___ THE DATA ___
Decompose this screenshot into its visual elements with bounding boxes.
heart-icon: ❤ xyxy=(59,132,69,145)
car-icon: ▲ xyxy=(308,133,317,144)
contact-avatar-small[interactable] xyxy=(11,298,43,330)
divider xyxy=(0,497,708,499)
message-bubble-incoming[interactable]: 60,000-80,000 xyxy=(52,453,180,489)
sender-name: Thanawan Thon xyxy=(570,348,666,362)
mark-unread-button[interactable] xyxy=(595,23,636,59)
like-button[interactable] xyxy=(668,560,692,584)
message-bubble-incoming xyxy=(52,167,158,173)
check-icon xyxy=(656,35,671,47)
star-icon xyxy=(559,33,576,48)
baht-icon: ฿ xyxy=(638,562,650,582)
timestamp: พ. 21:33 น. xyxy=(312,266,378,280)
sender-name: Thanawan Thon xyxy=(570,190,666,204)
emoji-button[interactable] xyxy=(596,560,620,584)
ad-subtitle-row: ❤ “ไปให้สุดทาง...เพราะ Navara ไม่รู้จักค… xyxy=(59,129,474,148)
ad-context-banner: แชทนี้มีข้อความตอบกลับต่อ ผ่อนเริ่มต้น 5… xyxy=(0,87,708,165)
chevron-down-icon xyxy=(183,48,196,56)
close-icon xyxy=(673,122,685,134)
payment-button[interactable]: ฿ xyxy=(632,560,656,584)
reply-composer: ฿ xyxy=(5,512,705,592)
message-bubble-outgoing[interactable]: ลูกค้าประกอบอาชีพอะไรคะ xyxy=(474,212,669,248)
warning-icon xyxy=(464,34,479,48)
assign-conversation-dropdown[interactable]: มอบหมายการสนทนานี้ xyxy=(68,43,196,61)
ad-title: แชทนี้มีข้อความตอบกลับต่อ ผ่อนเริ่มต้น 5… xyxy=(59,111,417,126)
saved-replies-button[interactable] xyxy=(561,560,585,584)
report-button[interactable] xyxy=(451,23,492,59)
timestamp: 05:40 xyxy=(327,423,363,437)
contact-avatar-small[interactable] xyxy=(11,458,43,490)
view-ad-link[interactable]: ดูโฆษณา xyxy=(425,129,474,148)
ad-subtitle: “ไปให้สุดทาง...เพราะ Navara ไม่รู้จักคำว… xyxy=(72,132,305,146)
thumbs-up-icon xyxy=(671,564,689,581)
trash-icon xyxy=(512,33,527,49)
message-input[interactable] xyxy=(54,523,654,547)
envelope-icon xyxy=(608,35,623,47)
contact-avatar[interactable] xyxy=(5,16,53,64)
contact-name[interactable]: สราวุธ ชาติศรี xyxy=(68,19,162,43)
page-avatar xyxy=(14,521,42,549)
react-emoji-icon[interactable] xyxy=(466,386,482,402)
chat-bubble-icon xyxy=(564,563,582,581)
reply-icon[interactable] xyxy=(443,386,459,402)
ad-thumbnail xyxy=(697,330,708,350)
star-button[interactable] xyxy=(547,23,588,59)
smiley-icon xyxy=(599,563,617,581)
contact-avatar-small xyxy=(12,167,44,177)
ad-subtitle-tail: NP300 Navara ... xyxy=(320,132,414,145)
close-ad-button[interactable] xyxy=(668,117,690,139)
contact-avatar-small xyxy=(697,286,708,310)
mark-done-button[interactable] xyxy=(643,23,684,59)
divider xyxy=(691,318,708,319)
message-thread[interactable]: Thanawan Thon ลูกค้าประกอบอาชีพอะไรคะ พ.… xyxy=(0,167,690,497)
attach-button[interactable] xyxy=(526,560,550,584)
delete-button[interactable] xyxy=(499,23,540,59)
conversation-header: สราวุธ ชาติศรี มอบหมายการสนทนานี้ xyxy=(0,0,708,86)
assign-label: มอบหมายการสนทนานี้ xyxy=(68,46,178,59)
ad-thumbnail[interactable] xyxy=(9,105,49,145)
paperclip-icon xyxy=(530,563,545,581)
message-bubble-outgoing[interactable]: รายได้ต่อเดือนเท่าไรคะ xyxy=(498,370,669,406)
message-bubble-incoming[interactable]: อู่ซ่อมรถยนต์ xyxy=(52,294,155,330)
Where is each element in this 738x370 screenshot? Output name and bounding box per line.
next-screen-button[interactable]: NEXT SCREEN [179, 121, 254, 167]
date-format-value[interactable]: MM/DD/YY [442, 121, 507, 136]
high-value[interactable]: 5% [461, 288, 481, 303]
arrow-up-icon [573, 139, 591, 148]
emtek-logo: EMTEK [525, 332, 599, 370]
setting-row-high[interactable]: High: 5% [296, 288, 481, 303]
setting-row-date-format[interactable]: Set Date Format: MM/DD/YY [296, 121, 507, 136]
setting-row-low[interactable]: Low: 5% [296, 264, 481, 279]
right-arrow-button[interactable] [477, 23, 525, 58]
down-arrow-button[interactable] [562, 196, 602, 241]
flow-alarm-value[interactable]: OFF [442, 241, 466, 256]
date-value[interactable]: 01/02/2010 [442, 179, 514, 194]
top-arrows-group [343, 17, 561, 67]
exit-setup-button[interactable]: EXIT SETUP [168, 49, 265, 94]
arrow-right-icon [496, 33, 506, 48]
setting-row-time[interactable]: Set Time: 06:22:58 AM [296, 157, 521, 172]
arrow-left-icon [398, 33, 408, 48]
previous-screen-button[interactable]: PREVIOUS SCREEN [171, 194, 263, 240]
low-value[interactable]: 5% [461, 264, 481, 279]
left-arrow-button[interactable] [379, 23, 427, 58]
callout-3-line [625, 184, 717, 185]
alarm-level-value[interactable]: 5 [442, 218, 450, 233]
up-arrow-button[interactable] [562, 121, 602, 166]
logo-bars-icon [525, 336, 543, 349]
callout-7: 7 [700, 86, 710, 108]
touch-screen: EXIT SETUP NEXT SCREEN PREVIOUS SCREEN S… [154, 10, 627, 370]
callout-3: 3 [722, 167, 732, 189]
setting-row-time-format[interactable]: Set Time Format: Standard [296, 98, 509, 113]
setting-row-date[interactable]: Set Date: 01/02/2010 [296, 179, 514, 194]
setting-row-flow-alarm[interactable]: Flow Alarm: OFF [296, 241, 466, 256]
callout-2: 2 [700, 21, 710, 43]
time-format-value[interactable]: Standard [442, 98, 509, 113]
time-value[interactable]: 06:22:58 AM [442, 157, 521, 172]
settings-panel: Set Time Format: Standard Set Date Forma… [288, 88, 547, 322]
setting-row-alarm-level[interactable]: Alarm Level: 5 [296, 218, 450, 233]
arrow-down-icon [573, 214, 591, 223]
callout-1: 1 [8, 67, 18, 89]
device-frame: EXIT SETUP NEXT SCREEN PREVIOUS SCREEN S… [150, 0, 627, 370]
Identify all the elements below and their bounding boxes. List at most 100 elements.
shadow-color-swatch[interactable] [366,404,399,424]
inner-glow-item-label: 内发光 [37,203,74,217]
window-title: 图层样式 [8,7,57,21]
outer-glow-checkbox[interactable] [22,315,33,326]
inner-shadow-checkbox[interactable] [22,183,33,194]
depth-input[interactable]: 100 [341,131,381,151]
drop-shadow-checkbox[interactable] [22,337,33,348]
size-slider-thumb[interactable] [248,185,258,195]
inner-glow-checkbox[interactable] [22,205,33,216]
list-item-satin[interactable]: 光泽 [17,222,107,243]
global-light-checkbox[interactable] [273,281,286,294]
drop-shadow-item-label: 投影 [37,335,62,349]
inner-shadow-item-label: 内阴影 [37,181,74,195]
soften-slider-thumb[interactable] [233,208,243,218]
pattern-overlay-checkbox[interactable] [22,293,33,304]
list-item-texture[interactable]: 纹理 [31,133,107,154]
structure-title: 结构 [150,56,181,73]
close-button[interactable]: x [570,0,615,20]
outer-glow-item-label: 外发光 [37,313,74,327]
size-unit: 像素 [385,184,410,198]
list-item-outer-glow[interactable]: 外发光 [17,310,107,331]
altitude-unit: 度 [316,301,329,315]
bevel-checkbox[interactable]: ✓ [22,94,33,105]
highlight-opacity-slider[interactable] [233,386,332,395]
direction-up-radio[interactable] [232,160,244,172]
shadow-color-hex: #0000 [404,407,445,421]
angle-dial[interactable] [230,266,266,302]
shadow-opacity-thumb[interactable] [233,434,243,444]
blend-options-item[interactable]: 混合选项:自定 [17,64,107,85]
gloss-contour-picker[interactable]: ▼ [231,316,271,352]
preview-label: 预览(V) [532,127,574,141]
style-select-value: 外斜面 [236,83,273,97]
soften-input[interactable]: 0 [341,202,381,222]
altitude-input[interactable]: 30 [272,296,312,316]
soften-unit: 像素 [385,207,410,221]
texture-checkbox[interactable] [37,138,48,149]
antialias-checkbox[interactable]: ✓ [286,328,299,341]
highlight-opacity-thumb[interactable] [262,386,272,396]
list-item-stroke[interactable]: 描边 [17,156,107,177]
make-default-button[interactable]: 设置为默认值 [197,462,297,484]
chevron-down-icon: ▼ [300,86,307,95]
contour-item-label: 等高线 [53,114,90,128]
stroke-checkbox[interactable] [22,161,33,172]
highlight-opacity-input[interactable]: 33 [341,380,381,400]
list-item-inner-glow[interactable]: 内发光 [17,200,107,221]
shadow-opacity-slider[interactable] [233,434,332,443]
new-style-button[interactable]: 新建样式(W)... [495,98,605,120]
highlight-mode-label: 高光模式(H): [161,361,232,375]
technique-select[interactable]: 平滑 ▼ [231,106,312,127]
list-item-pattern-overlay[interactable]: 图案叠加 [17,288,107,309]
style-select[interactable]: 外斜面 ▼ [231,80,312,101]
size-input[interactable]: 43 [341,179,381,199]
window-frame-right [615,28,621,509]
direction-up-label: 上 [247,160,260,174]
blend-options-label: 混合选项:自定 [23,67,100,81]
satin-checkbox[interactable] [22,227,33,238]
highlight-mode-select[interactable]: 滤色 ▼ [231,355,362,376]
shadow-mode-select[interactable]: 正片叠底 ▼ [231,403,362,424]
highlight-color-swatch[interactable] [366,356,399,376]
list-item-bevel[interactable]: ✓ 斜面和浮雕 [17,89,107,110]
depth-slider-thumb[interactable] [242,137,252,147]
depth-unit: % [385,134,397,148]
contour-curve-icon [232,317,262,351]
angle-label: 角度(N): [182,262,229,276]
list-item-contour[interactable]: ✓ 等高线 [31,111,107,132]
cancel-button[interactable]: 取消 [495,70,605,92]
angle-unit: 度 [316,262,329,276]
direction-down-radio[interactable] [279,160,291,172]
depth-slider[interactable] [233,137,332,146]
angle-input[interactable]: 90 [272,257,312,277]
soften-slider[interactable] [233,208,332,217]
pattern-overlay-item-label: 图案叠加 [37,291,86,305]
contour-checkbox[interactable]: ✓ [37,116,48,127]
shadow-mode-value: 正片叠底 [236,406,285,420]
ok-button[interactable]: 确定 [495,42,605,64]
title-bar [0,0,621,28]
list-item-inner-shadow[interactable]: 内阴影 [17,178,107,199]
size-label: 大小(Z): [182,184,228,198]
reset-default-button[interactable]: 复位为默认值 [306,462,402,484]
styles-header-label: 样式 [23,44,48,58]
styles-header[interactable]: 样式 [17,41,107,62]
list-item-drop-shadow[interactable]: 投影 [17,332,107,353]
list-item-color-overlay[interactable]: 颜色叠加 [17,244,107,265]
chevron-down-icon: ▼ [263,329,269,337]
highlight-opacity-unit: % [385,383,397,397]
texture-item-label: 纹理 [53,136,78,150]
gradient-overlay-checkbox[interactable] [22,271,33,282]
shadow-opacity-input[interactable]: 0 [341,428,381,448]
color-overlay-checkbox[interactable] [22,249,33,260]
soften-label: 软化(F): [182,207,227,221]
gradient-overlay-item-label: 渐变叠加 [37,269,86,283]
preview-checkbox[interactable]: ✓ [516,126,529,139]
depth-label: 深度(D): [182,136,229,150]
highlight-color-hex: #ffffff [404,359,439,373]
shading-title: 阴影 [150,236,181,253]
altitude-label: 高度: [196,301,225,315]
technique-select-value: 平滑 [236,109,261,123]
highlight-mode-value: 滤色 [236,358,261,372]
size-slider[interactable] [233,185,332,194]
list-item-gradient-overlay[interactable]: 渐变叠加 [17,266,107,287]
___
THE PROBLEM> Return the listing line for line without any changes, from its first line through the line containing "contact-avatar-small xyxy=(12,167,44,177)", inclusive.

WRITTEN SOLUTION>
Decompose this screenshot into its visual elements with bounding boxes.
heart-icon: ❤ xyxy=(59,132,69,145)
car-icon: ▲ xyxy=(308,133,317,144)
contact-avatar-small[interactable] xyxy=(11,298,43,330)
divider xyxy=(0,497,708,499)
message-bubble-incoming[interactable]: 60,000-80,000 xyxy=(52,453,180,489)
sender-name: Thanawan Thon xyxy=(570,348,666,362)
mark-unread-button[interactable] xyxy=(595,23,636,59)
like-button[interactable] xyxy=(668,560,692,584)
message-bubble-incoming xyxy=(52,167,158,173)
check-icon xyxy=(656,35,671,47)
star-icon xyxy=(559,33,576,48)
baht-icon: ฿ xyxy=(638,562,650,582)
timestamp: พ. 21:33 น. xyxy=(312,266,378,280)
sender-name: Thanawan Thon xyxy=(570,190,666,204)
emoji-button[interactable] xyxy=(596,560,620,584)
ad-subtitle-row: ❤ “ไปให้สุดทาง...เพราะ Navara ไม่รู้จักค… xyxy=(59,129,474,148)
ad-context-banner: แชทนี้มีข้อความตอบกลับต่อ ผ่อนเริ่มต้น 5… xyxy=(0,87,708,165)
chevron-down-icon xyxy=(183,48,196,56)
close-icon xyxy=(673,122,685,134)
payment-button[interactable]: ฿ xyxy=(632,560,656,584)
reply-composer: ฿ xyxy=(5,512,705,592)
message-bubble-outgoing[interactable]: ลูกค้าประกอบอาชีพอะไรคะ xyxy=(474,212,669,248)
warning-icon xyxy=(464,34,479,48)
assign-conversation-dropdown[interactable]: มอบหมายการสนทนานี้ xyxy=(68,43,196,61)
ad-title: แชทนี้มีข้อความตอบกลับต่อ ผ่อนเริ่มต้น 5… xyxy=(59,111,417,126)
saved-replies-button[interactable] xyxy=(561,560,585,584)
report-button[interactable] xyxy=(451,23,492,59)
timestamp: 05:40 xyxy=(327,423,363,437)
contact-avatar-small[interactable] xyxy=(11,458,43,490)
view-ad-link[interactable]: ดูโฆษณา xyxy=(425,129,474,148)
ad-subtitle: “ไปให้สุดทาง...เพราะ Navara ไม่รู้จักคำว… xyxy=(72,132,305,146)
thumbs-up-icon xyxy=(671,564,689,581)
trash-icon xyxy=(512,33,527,49)
message-input[interactable] xyxy=(54,523,654,547)
envelope-icon xyxy=(608,35,623,47)
contact-avatar[interactable] xyxy=(5,16,53,64)
contact-name[interactable]: สราวุธ ชาติศรี xyxy=(68,19,162,43)
page-avatar xyxy=(14,521,42,549)
react-emoji-icon[interactable] xyxy=(466,386,482,402)
chat-bubble-icon xyxy=(564,563,582,581)
reply-icon[interactable] xyxy=(443,386,459,402)
ad-thumbnail xyxy=(697,330,708,350)
star-button[interactable] xyxy=(547,23,588,59)
smiley-icon xyxy=(599,563,617,581)
contact-avatar-small xyxy=(12,167,44,177)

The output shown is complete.